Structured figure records
---+---

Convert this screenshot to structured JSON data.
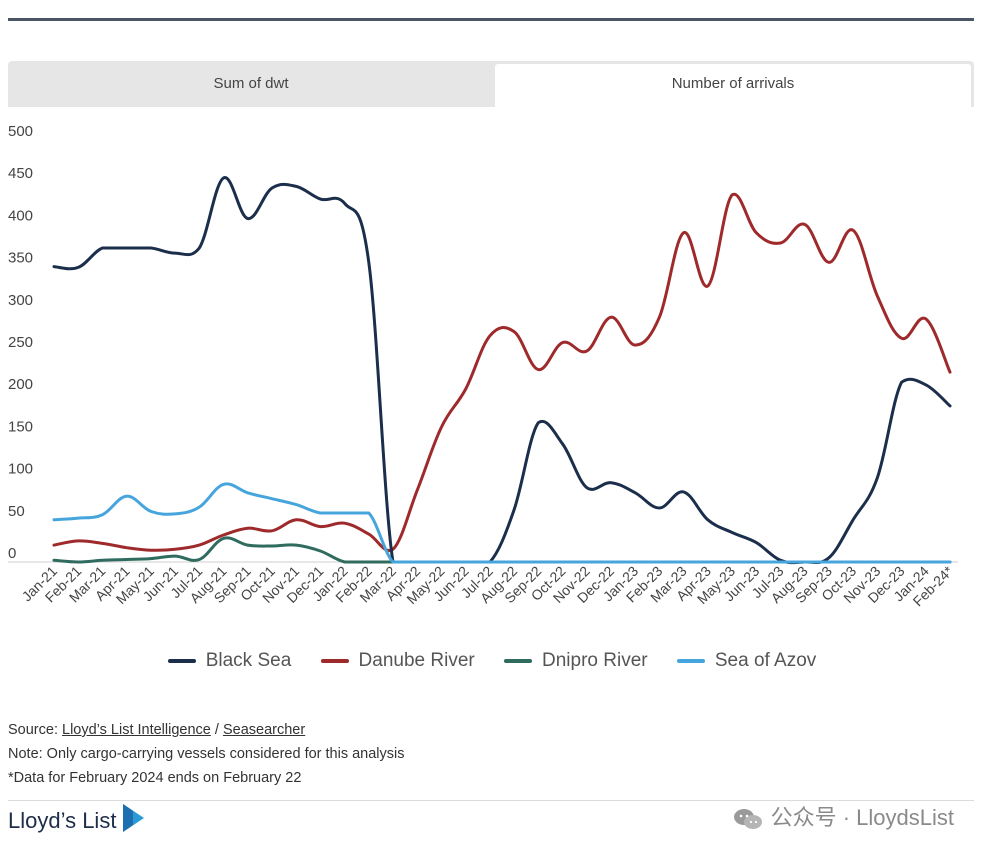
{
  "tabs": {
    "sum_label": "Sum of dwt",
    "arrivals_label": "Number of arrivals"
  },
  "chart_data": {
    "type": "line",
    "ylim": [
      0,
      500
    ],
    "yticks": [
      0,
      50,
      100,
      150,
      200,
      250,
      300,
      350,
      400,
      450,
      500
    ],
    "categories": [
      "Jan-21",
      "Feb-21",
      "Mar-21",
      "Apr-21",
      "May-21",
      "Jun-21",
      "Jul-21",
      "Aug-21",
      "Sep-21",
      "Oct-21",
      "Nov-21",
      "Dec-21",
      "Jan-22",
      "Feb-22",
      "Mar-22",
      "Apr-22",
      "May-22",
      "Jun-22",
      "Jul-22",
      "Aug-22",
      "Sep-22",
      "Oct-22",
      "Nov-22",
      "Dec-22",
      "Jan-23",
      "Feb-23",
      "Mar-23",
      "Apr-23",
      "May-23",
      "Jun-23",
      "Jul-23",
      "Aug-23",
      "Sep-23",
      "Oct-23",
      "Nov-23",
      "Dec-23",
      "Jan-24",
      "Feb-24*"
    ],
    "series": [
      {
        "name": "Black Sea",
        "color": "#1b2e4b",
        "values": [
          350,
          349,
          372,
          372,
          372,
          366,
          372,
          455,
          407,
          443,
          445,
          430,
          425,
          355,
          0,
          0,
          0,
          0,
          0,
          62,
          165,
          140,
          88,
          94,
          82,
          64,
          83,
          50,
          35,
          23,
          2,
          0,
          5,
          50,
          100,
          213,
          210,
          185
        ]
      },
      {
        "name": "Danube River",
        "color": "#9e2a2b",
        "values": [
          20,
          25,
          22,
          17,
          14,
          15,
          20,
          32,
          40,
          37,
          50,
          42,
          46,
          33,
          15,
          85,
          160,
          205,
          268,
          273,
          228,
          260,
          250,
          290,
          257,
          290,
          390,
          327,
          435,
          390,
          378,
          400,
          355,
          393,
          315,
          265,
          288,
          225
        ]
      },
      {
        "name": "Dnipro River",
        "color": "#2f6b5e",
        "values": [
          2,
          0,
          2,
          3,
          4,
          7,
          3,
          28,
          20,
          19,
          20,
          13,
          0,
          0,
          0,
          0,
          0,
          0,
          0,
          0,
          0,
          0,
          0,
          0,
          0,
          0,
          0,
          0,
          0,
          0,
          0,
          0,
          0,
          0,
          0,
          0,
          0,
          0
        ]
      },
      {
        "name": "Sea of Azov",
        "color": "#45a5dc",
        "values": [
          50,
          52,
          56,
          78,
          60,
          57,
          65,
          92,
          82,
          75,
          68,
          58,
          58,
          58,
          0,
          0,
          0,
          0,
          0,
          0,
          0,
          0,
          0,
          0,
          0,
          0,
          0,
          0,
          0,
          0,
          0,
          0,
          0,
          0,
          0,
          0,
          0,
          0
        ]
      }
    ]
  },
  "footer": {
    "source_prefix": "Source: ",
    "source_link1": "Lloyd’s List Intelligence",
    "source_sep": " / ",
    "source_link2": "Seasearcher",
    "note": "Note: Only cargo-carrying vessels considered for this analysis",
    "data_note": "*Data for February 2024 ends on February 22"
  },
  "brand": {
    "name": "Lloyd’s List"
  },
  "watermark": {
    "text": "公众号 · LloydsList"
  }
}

---+---

Except for the pictures, print the data above exactly.

Convert this screenshot to structured JSON data.
{
  "tabs": {
    "sum_label": "Sum of dwt",
    "arrivals_label": "Number of arrivals"
  },
  "chart_data": {
    "type": "line",
    "ylim": [
      0,
      500
    ],
    "yticks": [
      0,
      50,
      100,
      150,
      200,
      250,
      300,
      350,
      400,
      450,
      500
    ],
    "categories": [
      "Jan-21",
      "Feb-21",
      "Mar-21",
      "Apr-21",
      "May-21",
      "Jun-21",
      "Jul-21",
      "Aug-21",
      "Sep-21",
      "Oct-21",
      "Nov-21",
      "Dec-21",
      "Jan-22",
      "Feb-22",
      "Mar-22",
      "Apr-22",
      "May-22",
      "Jun-22",
      "Jul-22",
      "Aug-22",
      "Sep-22",
      "Oct-22",
      "Nov-22",
      "Dec-22",
      "Jan-23",
      "Feb-23",
      "Mar-23",
      "Apr-23",
      "May-23",
      "Jun-23",
      "Jul-23",
      "Aug-23",
      "Sep-23",
      "Oct-23",
      "Nov-23",
      "Dec-23",
      "Jan-24",
      "Feb-24*"
    ],
    "series": [
      {
        "name": "Black Sea",
        "color": "#1b2e4b",
        "values": [
          350,
          349,
          372,
          372,
          372,
          366,
          372,
          455,
          407,
          443,
          445,
          430,
          425,
          355,
          0,
          0,
          0,
          0,
          0,
          62,
          165,
          140,
          88,
          94,
          82,
          64,
          83,
          50,
          35,
          23,
          2,
          0,
          5,
          50,
          100,
          213,
          210,
          185
        ]
      },
      {
        "name": "Danube River",
        "color": "#9e2a2b",
        "values": [
          20,
          25,
          22,
          17,
          14,
          15,
          20,
          32,
          40,
          37,
          50,
          42,
          46,
          33,
          15,
          85,
          160,
          205,
          268,
          273,
          228,
          260,
          250,
          290,
          257,
          290,
          390,
          327,
          435,
          390,
          378,
          400,
          355,
          393,
          315,
          265,
          288,
          225
        ]
      },
      {
        "name": "Dnipro River",
        "color": "#2f6b5e",
        "values": [
          2,
          0,
          2,
          3,
          4,
          7,
          3,
          28,
          20,
          19,
          20,
          13,
          0,
          0,
          0,
          0,
          0,
          0,
          0,
          0,
          0,
          0,
          0,
          0,
          0,
          0,
          0,
          0,
          0,
          0,
          0,
          0,
          0,
          0,
          0,
          0,
          0,
          0
        ]
      },
      {
        "name": "Sea of Azov",
        "color": "#45a5dc",
        "values": [
          50,
          52,
          56,
          78,
          60,
          57,
          65,
          92,
          82,
          75,
          68,
          58,
          58,
          58,
          0,
          0,
          0,
          0,
          0,
          0,
          0,
          0,
          0,
          0,
          0,
          0,
          0,
          0,
          0,
          0,
          0,
          0,
          0,
          0,
          0,
          0,
          0,
          0
        ]
      }
    ]
  },
  "footer": {
    "source_prefix": "Source: ",
    "source_link1": "Lloyd’s List Intelligence",
    "source_sep": " / ",
    "source_link2": "Seasearcher",
    "note": "Note: Only cargo-carrying vessels considered for this analysis",
    "data_note": "*Data for February 2024 ends on February 22"
  },
  "brand": {
    "name": "Lloyd’s List"
  },
  "watermark": {
    "text": "公众号 · LloydsList"
  }
}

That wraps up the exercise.